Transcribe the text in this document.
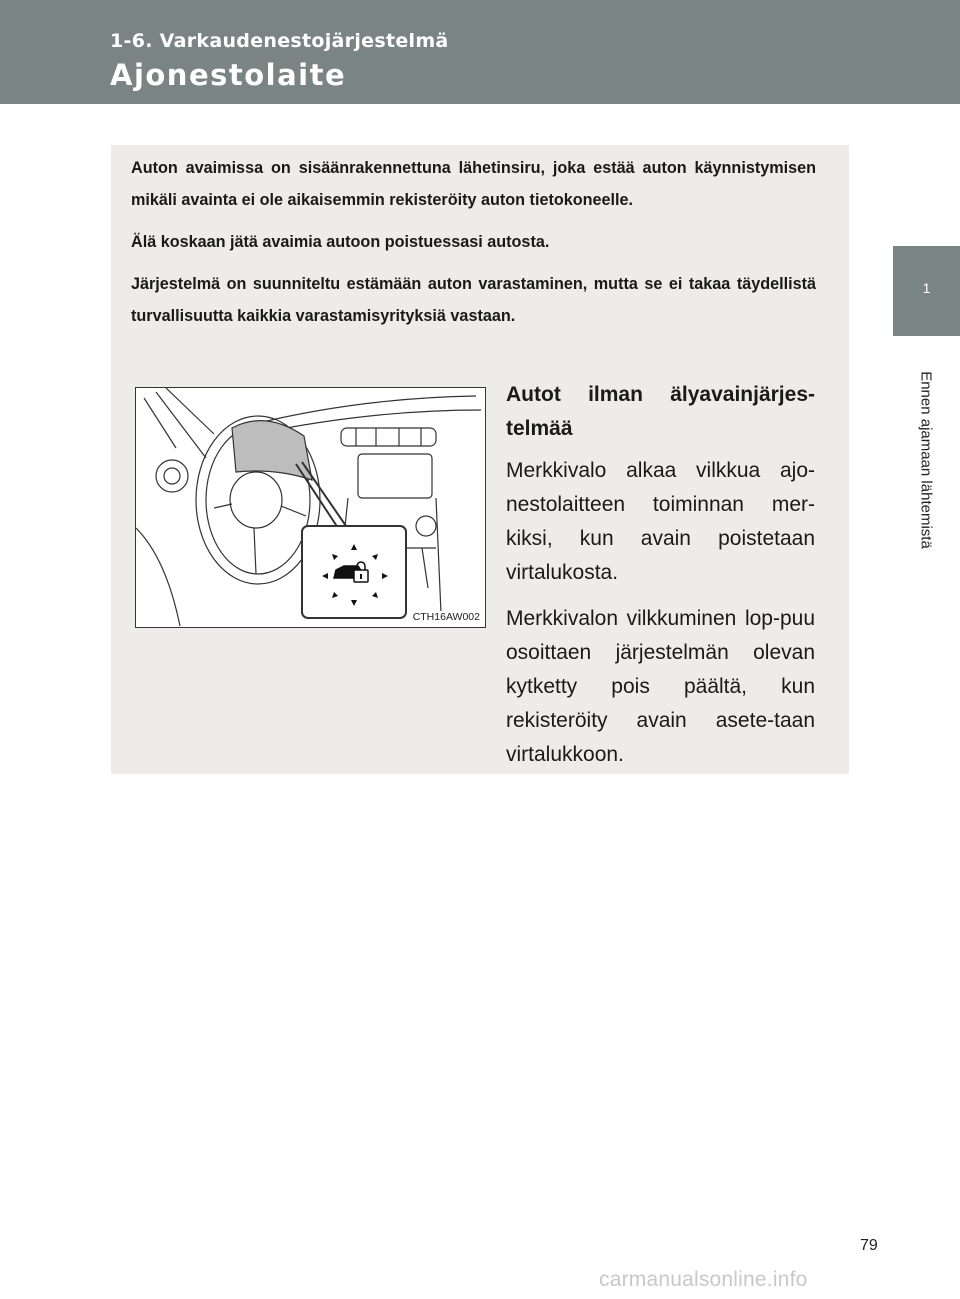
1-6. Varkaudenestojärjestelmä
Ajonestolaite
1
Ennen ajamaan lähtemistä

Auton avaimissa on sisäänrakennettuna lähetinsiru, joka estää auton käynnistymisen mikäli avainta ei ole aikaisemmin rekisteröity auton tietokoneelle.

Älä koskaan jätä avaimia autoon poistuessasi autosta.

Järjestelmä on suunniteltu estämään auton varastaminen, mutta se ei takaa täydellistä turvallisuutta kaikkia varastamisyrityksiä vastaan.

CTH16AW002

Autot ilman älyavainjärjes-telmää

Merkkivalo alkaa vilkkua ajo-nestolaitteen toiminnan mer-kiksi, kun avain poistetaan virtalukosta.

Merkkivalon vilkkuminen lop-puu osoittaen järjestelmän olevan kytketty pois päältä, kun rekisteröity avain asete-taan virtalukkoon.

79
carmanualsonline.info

• Exercise objective:
Every line of the data above should be quoted exactly. Omit the pictures.

• Answer to this problem:
Transcribe the text in this document.
1-6. Varkaudenestojärjestelmä
Ajonestolaite
1
Ennen ajamaan lähtemistä

Auton avaimissa on sisäänrakennettuna lähetinsiru, joka estää auton käynnistymisen mikäli avainta ei ole aikaisemmin rekisteröity auton tietokoneelle.

Älä koskaan jätä avaimia autoon poistuessasi autosta.

Järjestelmä on suunniteltu estämään auton varastaminen, mutta se ei takaa täydellistä turvallisuutta kaikkia varastamisyrityksiä vastaan.

CTH16AW002

Autot ilman älyavainjärjes-telmää

Merkkivalo alkaa vilkkua ajo-nestolaitteen toiminnan mer-kiksi, kun avain poistetaan virtalukosta.

Merkkivalon vilkkuminen lop-puu osoittaen järjestelmän olevan kytketty pois päältä, kun rekisteröity avain asete-taan virtalukkoon.

79
carmanualsonline.info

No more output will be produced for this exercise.